Saved data entries
◇ ◇ ◇ ◇ ◇ ◇ ◇

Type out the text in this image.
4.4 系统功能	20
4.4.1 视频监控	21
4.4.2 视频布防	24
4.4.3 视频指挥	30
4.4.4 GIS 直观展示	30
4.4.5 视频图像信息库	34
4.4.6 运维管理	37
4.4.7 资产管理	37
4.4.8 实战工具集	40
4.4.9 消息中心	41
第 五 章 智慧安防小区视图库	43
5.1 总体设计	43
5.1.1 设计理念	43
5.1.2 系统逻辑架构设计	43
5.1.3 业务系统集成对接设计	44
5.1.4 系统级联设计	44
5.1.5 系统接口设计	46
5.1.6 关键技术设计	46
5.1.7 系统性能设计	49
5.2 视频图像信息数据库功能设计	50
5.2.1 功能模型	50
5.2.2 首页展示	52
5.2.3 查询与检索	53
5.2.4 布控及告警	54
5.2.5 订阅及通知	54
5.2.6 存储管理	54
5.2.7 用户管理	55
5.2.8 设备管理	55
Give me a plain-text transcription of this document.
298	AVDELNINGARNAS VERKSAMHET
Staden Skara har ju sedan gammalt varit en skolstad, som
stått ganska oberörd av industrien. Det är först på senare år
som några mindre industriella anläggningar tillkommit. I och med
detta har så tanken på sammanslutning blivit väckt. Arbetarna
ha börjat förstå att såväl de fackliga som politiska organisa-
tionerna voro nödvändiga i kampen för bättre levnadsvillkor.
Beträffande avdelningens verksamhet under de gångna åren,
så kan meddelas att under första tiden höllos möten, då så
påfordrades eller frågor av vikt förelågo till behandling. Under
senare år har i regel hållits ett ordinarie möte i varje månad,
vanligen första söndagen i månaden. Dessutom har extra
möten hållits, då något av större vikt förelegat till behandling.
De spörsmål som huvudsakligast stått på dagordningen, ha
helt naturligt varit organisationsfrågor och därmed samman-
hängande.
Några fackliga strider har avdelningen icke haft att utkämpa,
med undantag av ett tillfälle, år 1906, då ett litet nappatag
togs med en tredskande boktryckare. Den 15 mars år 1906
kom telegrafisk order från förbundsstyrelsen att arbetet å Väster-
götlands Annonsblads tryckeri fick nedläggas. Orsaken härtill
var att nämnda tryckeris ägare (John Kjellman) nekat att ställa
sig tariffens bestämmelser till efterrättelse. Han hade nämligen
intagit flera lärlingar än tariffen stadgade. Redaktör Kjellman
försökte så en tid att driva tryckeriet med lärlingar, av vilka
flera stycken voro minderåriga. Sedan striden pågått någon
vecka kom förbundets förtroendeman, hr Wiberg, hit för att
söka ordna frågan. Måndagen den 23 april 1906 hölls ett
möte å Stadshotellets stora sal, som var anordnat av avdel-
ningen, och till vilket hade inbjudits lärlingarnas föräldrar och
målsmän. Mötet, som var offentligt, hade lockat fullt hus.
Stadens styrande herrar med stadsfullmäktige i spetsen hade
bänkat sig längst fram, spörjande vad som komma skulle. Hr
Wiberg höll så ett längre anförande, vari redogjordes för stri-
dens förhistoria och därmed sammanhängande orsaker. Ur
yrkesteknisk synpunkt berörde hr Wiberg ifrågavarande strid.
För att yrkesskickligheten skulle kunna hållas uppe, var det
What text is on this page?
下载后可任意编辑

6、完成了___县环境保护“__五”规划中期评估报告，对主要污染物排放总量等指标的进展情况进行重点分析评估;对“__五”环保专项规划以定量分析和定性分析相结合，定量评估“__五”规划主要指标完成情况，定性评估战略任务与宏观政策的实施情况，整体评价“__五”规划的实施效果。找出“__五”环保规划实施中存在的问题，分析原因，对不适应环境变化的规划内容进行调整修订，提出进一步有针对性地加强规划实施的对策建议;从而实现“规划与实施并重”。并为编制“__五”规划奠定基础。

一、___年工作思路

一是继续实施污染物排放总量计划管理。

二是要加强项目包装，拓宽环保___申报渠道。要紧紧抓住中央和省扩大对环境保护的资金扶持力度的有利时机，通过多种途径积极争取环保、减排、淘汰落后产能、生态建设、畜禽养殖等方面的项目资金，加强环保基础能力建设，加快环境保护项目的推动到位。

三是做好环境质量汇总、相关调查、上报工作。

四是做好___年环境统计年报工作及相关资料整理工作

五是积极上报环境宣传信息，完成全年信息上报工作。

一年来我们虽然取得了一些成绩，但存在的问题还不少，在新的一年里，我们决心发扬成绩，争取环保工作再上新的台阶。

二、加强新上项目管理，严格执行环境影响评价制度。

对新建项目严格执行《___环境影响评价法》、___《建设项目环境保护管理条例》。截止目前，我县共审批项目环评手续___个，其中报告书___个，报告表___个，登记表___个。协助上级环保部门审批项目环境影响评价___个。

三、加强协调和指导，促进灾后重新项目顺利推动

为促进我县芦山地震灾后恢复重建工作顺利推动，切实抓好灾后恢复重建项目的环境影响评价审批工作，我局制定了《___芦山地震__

◇ ◇ ◇ ◇ ◇ ◇ ◇

Objective
Each record above should be returned exactly as it appears.

Full output
Type out the text in this image.
4.4 系统功能	20
4.4.1 视频监控	21
4.4.2 视频布防	24
4.4.3 视频指挥	30
4.4.4 GIS 直观展示	30
4.4.5 视频图像信息库	34
4.4.6 运维管理	37
4.4.7 资产管理	37
4.4.8 实战工具集	40
4.4.9 消息中心	41
第 五 章 智慧安防小区视图库	43
5.1 总体设计	43
5.1.1 设计理念	43
5.1.2 系统逻辑架构设计	43
5.1.3 业务系统集成对接设计	44
5.1.4 系统级联设计	44
5.1.5 系统接口设计	46
5.1.6 关键技术设计	46
5.1.7 系统性能设计	49
5.2 视频图像信息数据库功能设计	50
5.2.1 功能模型	50
5.2.2 首页展示	52
5.2.3 查询与检索	53
5.2.4 布控及告警	54
5.2.5 订阅及通知	54
5.2.6 存储管理	54
5.2.7 用户管理	55
5.2.8 设备管理	55
Give me a plain-text transcription of this document.
298	AVDELNINGARNAS VERKSAMHET
Staden Skara har ju sedan gammalt varit en skolstad, som
stått ganska oberörd av industrien. Det är först på senare år
som några mindre industriella anläggningar tillkommit. I och med
detta har så tanken på sammanslutning blivit väckt. Arbetarna
ha börjat förstå att såväl de fackliga som politiska organisa-
tionerna voro nödvändiga i kampen för bättre levnadsvillkor.
Beträffande avdelningens verksamhet under de gångna åren,
så kan meddelas att under första tiden höllos möten, då så
påfordrades eller frågor av vikt förelågo till behandling. Under
senare år har i regel hållits ett ordinarie möte i varje månad,
vanligen första söndagen i månaden. Dessutom har extra
möten hållits, då något av större vikt förelegat till behandling.
De spörsmål som huvudsakligast stått på dagordningen, ha
helt naturligt varit organisationsfrågor och därmed samman-
hängande.
Några fackliga strider har avdelningen icke haft att utkämpa,
med undantag av ett tillfälle, år 1906, då ett litet nappatag
togs med en tredskande boktryckare. Den 15 mars år 1906
kom telegrafisk order från förbundsstyrelsen att arbetet å Väster-
götlands Annonsblads tryckeri fick nedläggas. Orsaken härtill
var att nämnda tryckeris ägare (John Kjellman) nekat att ställa
sig tariffens bestämmelser till efterrättelse. Han hade nämligen
intagit flera lärlingar än tariffen stadgade. Redaktör Kjellman
försökte så en tid att driva tryckeriet med lärlingar, av vilka
flera stycken voro minderåriga. Sedan striden pågått någon
vecka kom förbundets förtroendeman, hr Wiberg, hit för att
söka ordna frågan. Måndagen den 23 april 1906 hölls ett
möte å Stadshotellets stora sal, som var anordnat av avdel-
ningen, och till vilket hade inbjudits lärlingarnas föräldrar och
målsmän. Mötet, som var offentligt, hade lockat fullt hus.
Stadens styrande herrar med stadsfullmäktige i spetsen hade
bänkat sig längst fram, spörjande vad som komma skulle. Hr
Wiberg höll så ett längre anförande, vari redogjordes för stri-
dens förhistoria och därmed sammanhängande orsaker. Ur
yrkesteknisk synpunkt berörde hr Wiberg ifrågavarande strid.
För att yrkesskickligheten skulle kunna hållas uppe, var det
What text is on this page?
下载后可任意编辑

6、完成了___县环境保护“__五”规划中期评估报告，对主要污染物排放总量等指标的进展情况进行重点分析评估;对“__五”环保专项规划以定量分析和定性分析相结合，定量评估“__五”规划主要指标完成情况，定性评估战略任务与宏观政策的实施情况，整体评价“__五”规划的实施效果。找出“__五”环保规划实施中存在的问题，分析原因，对不适应环境变化的规划内容进行调整修订，提出进一步有针对性地加强规划实施的对策建议;从而实现“规划与实施并重”。并为编制“__五”规划奠定基础。

一、___年工作思路

一是继续实施污染物排放总量计划管理。

二是要加强项目包装，拓宽环保___申报渠道。要紧紧抓住中央和省扩大对环境保护的资金扶持力度的有利时机，通过多种途径积极争取环保、减排、淘汰落后产能、生态建设、畜禽养殖等方面的项目资金，加强环保基础能力建设，加快环境保护项目的推动到位。

三是做好环境质量汇总、相关调查、上报工作。

四是做好___年环境统计年报工作及相关资料整理工作

五是积极上报环境宣传信息，完成全年信息上报工作。

一年来我们虽然取得了一些成绩，但存在的问题还不少，在新的一年里，我们决心发扬成绩，争取环保工作再上新的台阶。

二、加强新上项目管理，严格执行环境影响评价制度。

对新建项目严格执行《___环境影响评价法》、___《建设项目环境保护管理条例》。截止目前，我县共审批项目环评手续___个，其中报告书___个，报告表___个，登记表___个。协助上级环保部门审批项目环境影响评价___个。

三、加强协调和指导，促进灾后重新项目顺利推动

为促进我县芦山地震灾后恢复重建工作顺利推动，切实抓好灾后恢复重建项目的环境影响评价审批工作，我局制定了《___芦山地震__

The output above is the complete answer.